Prompt:
From the line that includes "Read out every word on this page." to the last line of the records, inclusive, repeat each line exactly.
* BEGIN Records supplied *
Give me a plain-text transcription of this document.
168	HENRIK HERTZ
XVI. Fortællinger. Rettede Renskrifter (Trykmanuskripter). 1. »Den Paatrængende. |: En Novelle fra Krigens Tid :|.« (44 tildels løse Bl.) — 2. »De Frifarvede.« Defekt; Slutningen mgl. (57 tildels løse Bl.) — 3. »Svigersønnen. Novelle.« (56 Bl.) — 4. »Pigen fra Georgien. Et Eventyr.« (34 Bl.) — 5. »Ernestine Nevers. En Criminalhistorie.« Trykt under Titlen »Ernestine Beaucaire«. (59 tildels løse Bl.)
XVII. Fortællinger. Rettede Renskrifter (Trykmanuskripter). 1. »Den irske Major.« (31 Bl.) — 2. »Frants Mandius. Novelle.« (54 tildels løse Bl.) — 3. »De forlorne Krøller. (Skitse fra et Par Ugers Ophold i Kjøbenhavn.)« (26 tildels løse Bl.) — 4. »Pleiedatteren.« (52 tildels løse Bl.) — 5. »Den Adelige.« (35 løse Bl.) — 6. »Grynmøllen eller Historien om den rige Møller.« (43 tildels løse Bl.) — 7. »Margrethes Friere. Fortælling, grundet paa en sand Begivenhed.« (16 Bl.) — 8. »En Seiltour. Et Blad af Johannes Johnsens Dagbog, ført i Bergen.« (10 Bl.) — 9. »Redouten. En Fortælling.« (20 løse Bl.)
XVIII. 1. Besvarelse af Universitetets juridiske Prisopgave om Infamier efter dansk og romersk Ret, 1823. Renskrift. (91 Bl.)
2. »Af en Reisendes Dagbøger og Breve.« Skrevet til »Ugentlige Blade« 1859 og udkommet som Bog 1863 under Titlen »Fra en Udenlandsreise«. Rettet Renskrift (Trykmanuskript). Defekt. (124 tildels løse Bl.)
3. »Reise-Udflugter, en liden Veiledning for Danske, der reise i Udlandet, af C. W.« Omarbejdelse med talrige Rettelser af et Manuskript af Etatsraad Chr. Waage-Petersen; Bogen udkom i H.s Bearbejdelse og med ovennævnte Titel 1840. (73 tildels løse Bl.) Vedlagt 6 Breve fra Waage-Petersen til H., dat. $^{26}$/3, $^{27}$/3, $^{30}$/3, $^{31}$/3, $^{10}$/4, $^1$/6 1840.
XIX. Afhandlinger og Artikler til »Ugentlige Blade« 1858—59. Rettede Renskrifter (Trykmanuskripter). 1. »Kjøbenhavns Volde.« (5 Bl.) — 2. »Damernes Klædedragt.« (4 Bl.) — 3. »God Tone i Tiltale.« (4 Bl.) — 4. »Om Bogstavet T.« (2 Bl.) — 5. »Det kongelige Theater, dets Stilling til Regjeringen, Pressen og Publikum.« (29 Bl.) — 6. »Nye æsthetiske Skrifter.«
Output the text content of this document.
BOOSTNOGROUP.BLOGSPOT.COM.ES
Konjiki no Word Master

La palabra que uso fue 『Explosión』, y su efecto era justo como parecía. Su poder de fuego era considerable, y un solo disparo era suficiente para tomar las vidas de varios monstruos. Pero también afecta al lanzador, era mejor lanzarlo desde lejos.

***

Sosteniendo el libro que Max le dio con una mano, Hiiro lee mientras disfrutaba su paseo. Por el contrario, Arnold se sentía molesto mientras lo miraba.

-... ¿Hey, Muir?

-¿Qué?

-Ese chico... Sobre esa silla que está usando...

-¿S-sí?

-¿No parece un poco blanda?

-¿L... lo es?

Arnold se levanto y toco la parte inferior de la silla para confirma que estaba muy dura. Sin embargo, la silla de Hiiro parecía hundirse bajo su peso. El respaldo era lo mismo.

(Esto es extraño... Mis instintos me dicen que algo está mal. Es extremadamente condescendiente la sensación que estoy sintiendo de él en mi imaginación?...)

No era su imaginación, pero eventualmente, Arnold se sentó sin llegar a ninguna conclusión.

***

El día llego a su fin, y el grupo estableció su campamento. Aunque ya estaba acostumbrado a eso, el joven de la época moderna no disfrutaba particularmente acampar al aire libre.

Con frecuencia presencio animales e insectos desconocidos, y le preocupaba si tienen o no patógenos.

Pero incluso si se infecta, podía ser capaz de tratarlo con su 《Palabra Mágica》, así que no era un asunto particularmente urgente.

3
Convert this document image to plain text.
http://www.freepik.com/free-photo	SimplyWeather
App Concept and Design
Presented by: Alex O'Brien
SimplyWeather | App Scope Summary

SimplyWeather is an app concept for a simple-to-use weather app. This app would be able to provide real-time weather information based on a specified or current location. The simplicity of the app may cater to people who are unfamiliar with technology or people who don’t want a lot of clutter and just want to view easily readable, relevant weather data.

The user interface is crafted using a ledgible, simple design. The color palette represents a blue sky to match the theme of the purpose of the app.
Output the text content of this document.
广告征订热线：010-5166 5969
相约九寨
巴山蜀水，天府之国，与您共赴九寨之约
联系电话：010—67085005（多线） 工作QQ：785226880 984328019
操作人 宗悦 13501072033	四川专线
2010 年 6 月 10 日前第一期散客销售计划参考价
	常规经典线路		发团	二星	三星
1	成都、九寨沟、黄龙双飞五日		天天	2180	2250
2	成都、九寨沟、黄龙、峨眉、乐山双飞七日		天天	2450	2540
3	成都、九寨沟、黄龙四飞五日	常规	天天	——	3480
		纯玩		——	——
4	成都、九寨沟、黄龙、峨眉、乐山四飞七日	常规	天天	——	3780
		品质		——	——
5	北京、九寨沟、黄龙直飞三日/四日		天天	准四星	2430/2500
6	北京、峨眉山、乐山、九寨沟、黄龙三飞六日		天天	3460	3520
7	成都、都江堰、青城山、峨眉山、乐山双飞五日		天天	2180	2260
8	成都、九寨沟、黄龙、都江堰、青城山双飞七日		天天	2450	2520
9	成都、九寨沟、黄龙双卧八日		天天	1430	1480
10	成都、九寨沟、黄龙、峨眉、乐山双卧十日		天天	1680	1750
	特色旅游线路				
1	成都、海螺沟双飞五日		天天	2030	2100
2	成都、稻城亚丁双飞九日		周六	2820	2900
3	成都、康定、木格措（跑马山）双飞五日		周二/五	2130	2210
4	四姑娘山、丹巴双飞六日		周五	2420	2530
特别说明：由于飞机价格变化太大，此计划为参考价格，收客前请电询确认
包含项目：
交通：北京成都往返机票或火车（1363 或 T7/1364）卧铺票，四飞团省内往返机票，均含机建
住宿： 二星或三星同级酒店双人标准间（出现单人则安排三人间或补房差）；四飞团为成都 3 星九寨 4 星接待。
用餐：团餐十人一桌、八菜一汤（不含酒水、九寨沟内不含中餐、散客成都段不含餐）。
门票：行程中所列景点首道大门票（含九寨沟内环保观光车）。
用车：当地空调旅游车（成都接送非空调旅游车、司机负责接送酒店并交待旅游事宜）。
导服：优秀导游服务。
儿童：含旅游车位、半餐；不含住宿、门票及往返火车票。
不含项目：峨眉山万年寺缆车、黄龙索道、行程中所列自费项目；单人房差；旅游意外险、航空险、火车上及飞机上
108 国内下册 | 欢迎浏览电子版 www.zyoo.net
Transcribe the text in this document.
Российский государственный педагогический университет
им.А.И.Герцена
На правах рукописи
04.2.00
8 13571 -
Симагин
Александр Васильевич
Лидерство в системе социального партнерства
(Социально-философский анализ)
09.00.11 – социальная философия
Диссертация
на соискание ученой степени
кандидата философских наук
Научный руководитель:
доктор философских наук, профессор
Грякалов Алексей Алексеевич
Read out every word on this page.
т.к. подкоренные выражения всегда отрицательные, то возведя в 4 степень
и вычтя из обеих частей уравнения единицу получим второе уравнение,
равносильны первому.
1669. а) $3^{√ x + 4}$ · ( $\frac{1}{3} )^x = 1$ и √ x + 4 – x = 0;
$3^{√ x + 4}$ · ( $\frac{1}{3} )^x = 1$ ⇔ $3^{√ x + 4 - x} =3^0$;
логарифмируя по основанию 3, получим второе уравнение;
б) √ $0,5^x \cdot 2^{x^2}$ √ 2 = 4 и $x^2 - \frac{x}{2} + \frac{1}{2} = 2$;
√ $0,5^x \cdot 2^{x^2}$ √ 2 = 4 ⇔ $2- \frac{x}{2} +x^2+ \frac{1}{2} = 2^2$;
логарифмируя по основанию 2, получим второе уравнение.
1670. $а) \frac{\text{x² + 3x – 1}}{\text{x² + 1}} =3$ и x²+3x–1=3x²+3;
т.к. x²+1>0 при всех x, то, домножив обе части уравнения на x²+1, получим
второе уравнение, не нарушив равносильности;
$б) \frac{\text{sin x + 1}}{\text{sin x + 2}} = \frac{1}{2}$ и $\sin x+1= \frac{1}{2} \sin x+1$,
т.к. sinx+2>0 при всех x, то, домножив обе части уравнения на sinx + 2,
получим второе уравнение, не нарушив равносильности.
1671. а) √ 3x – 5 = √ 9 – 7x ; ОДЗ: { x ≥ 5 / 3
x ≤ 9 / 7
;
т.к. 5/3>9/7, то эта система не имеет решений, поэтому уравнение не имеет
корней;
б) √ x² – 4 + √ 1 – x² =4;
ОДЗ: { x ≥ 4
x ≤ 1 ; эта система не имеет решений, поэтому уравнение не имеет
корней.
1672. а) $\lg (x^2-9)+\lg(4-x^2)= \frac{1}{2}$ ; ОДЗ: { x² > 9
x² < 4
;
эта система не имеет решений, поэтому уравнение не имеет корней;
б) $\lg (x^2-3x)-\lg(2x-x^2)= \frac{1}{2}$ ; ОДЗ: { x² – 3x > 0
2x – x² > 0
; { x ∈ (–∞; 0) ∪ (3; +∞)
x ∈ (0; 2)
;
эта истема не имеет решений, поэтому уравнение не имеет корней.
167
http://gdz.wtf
* END Records supplied *
The reply:
Read out every word on this page.
т.к. подкоренные выражения всегда отрицательные, то возведя в 4 степень
и вычтя из обеих частей уравнения единицу получим второе уравнение,
равносильны первому.
1669. а) $3^{√ x + 4}$ · ( $\frac{1}{3} )^x = 1$ и √ x + 4 – x = 0;
$3^{√ x + 4}$ · ( $\frac{1}{3} )^x = 1$ ⇔ $3^{√ x + 4 - x} =3^0$;
логарифмируя по основанию 3, получим второе уравнение;
б) √ $0,5^x \cdot 2^{x^2}$ √ 2 = 4 и $x^2 - \frac{x}{2} + \frac{1}{2} = 2$;
√ $0,5^x \cdot 2^{x^2}$ √ 2 = 4 ⇔ $2- \frac{x}{2} +x^2+ \frac{1}{2} = 2^2$;
логарифмируя по основанию 2, получим второе уравнение.
1670. $а) \frac{\text{x² + 3x – 1}}{\text{x² + 1}} =3$ и x²+3x–1=3x²+3;
т.к. x²+1>0 при всех x, то, домножив обе части уравнения на x²+1, получим
второе уравнение, не нарушив равносильности;
$б) \frac{\text{sin x + 1}}{\text{sin x + 2}} = \frac{1}{2}$ и $\sin x+1= \frac{1}{2} \sin x+1$,
т.к. sinx+2>0 при всех x, то, домножив обе части уравнения на sinx + 2,
получим второе уравнение, не нарушив равносильности.
1671. а) √ 3x – 5 = √ 9 – 7x ; ОДЗ: { x ≥ 5 / 3
x ≤ 9 / 7
;
т.к. 5/3>9/7, то эта система не имеет решений, поэтому уравнение не имеет
корней;
б) √ x² – 4 + √ 1 – x² =4;
ОДЗ: { x ≥ 4
x ≤ 1 ; эта система не имеет решений, поэтому уравнение не имеет
корней.
1672. а) $\lg (x^2-9)+\lg(4-x^2)= \frac{1}{2}$ ; ОДЗ: { x² > 9
x² < 4
;
эта система не имеет решений, поэтому уравнение не имеет корней;
б) $\lg (x^2-3x)-\lg(2x-x^2)= \frac{1}{2}$ ; ОДЗ: { x² – 3x > 0
2x – x² > 0
; { x ∈ (–∞; 0) ∪ (3; +∞)
x ∈ (0; 2)
;
эта истема не имеет решений, поэтому уравнение не имеет корней.
167
http://gdz.wtf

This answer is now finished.